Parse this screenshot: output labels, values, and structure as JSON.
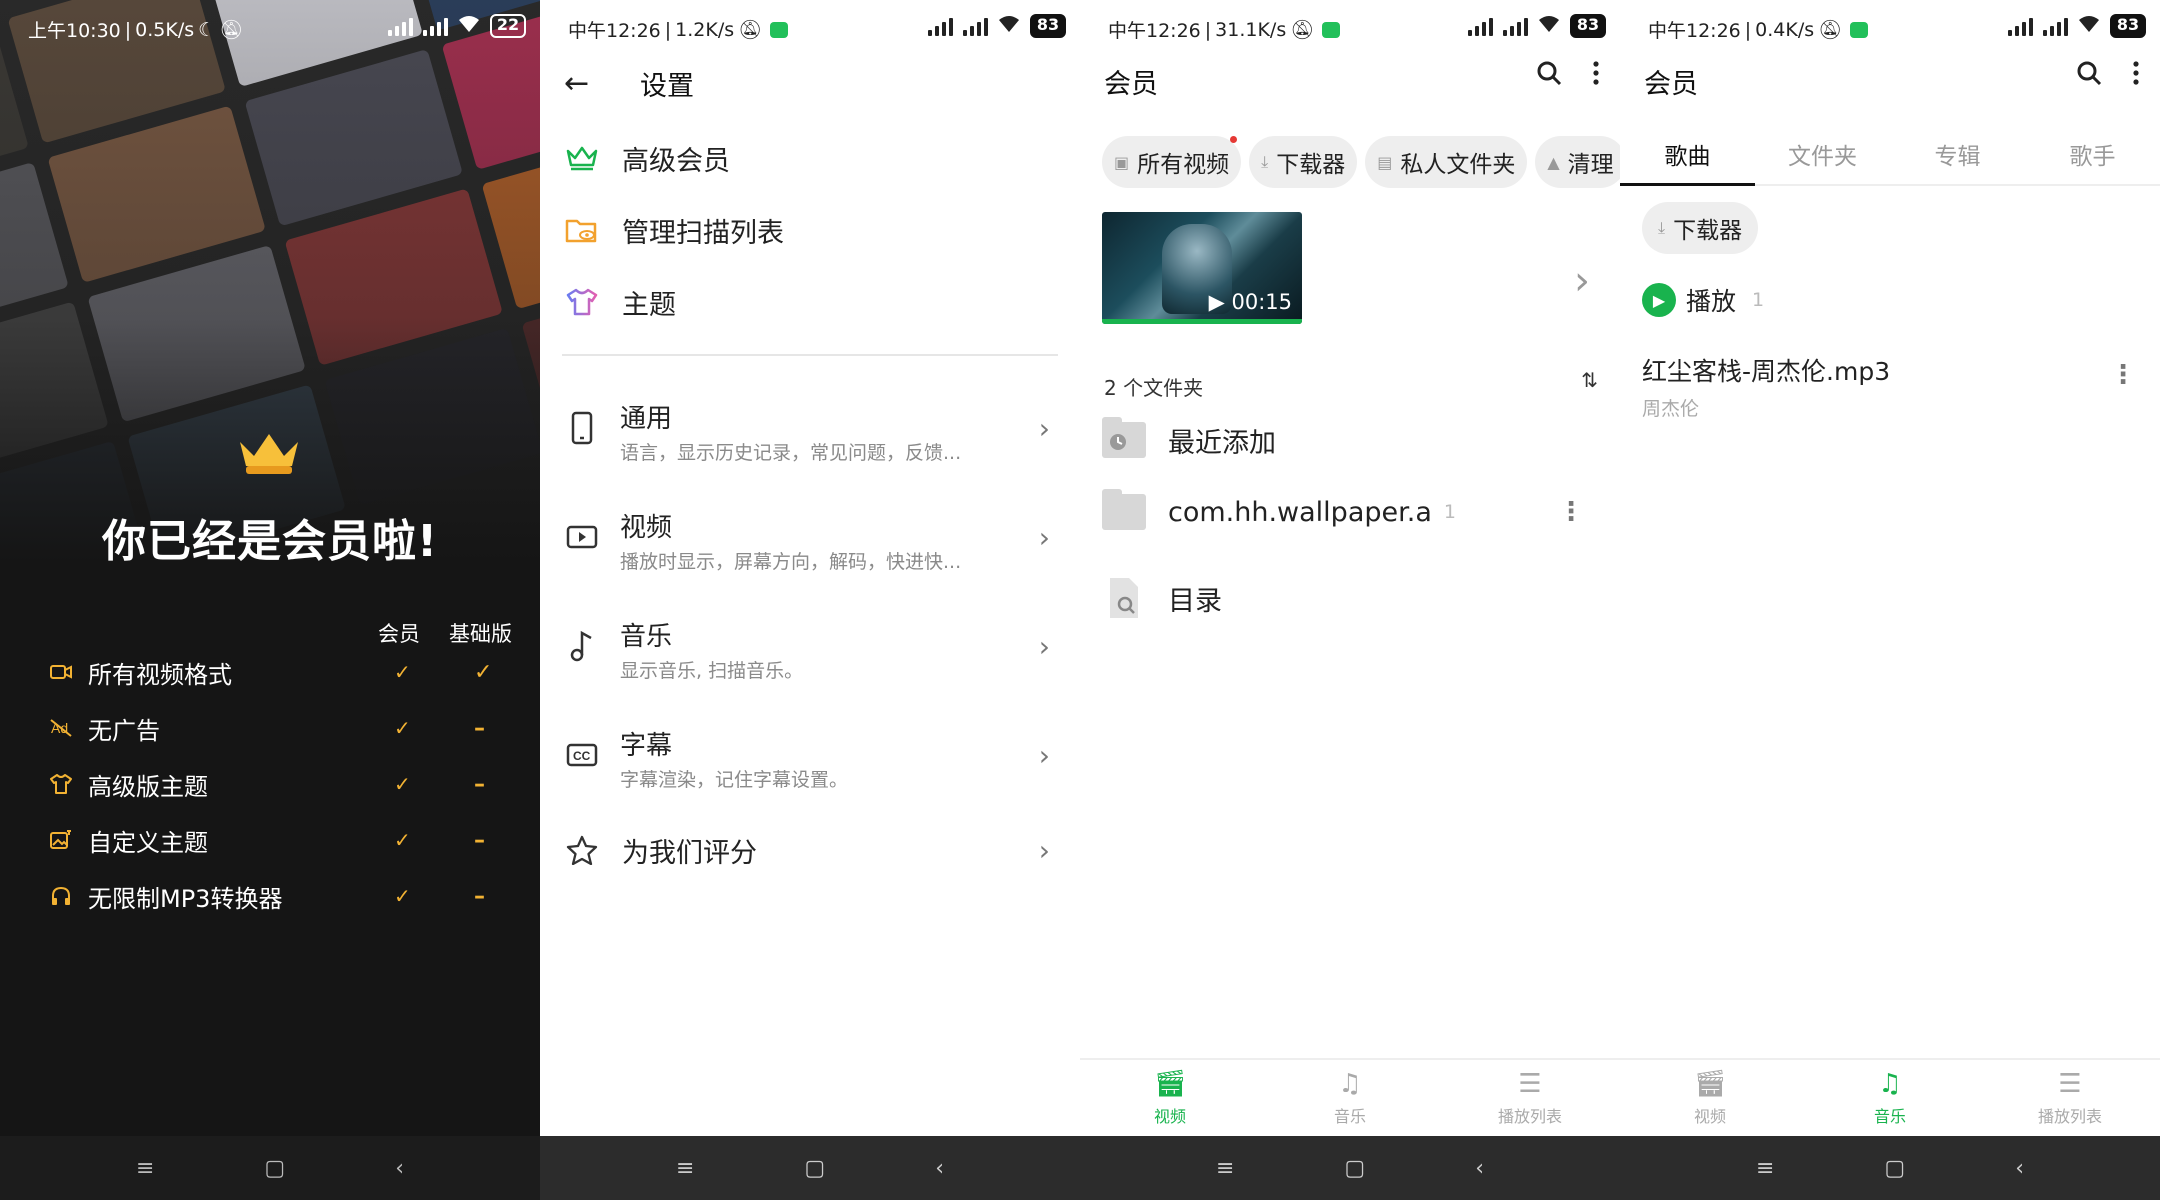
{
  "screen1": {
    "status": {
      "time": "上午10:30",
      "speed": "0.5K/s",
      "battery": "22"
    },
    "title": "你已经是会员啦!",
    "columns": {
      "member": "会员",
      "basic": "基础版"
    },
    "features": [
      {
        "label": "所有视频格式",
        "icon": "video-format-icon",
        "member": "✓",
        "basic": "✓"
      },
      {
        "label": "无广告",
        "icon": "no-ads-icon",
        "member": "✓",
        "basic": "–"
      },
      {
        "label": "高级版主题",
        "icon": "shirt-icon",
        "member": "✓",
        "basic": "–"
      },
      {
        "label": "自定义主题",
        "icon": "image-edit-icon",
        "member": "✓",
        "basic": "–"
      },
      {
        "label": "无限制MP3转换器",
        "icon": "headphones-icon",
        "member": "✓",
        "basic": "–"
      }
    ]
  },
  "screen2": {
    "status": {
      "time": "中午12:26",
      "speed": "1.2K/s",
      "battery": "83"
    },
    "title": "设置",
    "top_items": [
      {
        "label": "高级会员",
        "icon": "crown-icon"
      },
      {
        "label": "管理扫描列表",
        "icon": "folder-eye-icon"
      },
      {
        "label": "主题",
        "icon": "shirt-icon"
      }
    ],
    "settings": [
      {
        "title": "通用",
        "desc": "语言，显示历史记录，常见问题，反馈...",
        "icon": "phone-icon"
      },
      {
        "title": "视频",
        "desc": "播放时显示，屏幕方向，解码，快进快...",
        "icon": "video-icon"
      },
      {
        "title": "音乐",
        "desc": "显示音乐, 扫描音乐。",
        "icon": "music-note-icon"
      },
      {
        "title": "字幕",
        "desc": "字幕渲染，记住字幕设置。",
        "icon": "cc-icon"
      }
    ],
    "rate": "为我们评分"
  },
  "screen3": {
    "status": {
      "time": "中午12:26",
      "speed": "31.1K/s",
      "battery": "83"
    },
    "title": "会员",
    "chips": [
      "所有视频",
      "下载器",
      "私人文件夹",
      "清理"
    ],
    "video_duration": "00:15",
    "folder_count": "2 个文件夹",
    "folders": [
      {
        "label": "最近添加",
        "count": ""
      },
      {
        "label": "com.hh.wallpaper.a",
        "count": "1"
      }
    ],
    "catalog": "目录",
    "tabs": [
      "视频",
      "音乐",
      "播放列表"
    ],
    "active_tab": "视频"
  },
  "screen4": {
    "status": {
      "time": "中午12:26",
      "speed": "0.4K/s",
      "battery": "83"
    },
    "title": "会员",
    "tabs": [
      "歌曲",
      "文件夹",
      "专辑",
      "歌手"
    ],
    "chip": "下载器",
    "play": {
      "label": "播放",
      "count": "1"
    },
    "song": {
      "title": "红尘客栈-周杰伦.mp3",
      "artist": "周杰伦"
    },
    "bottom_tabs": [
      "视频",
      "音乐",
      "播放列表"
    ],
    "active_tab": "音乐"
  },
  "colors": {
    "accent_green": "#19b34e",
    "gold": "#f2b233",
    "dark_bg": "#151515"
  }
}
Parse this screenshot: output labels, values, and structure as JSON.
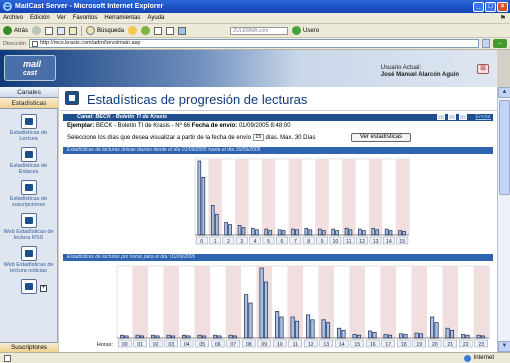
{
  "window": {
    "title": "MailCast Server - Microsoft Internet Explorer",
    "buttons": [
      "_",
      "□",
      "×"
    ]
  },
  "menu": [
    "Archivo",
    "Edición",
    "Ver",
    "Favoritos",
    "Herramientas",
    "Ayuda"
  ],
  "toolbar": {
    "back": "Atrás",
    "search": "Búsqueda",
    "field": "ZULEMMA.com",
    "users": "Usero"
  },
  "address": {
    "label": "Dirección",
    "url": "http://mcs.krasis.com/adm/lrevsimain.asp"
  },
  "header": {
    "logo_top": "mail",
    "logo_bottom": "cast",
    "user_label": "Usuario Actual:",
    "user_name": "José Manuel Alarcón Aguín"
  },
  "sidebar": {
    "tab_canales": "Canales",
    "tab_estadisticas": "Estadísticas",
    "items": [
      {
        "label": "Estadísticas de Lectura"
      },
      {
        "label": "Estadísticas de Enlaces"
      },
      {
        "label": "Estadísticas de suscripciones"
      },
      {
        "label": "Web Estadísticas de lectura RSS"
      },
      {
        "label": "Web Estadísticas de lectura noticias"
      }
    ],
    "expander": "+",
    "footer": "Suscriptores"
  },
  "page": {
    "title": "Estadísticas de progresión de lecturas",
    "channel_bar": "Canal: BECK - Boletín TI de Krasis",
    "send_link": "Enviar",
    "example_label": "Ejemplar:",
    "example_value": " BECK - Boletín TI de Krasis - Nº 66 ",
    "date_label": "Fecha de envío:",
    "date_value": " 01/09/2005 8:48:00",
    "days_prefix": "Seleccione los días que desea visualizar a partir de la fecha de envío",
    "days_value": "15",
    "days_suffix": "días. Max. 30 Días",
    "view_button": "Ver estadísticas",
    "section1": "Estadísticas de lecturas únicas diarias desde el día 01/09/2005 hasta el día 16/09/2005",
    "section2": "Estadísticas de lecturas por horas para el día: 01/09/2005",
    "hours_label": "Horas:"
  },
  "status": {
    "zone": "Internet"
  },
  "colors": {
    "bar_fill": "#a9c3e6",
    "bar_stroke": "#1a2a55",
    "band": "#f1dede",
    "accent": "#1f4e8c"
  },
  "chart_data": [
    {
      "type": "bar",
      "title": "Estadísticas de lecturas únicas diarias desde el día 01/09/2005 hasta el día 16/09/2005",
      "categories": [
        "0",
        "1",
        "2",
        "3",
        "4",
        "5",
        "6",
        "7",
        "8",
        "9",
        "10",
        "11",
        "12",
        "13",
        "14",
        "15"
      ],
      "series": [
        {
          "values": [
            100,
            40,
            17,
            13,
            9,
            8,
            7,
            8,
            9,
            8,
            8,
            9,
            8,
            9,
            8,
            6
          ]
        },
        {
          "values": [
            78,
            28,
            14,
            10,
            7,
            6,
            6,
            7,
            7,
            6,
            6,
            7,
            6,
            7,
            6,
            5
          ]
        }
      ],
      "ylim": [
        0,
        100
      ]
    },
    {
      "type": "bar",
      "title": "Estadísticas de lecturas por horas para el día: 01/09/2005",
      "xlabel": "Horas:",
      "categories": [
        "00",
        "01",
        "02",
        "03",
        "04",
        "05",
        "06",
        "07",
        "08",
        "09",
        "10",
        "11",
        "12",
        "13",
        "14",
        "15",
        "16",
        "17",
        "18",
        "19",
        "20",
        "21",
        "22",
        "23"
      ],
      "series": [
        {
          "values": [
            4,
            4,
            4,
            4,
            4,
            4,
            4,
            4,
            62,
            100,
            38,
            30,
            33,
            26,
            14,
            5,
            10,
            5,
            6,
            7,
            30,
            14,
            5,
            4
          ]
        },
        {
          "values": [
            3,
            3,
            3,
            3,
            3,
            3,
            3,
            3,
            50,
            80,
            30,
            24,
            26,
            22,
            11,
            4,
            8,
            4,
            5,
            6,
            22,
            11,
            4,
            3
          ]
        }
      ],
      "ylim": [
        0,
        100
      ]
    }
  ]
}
______________________________
- Given problem
Select the lines that carry the string "desde" and copy them.

- Answer to the exercise
    "section1": "Estadísticas de lecturas únicas diarias desde el día 01/09/2005 hasta el día 16/09/2005",
      "title": "Estadísticas de lecturas únicas diarias desde el día 01/09/2005 hasta el día 16/09/2005",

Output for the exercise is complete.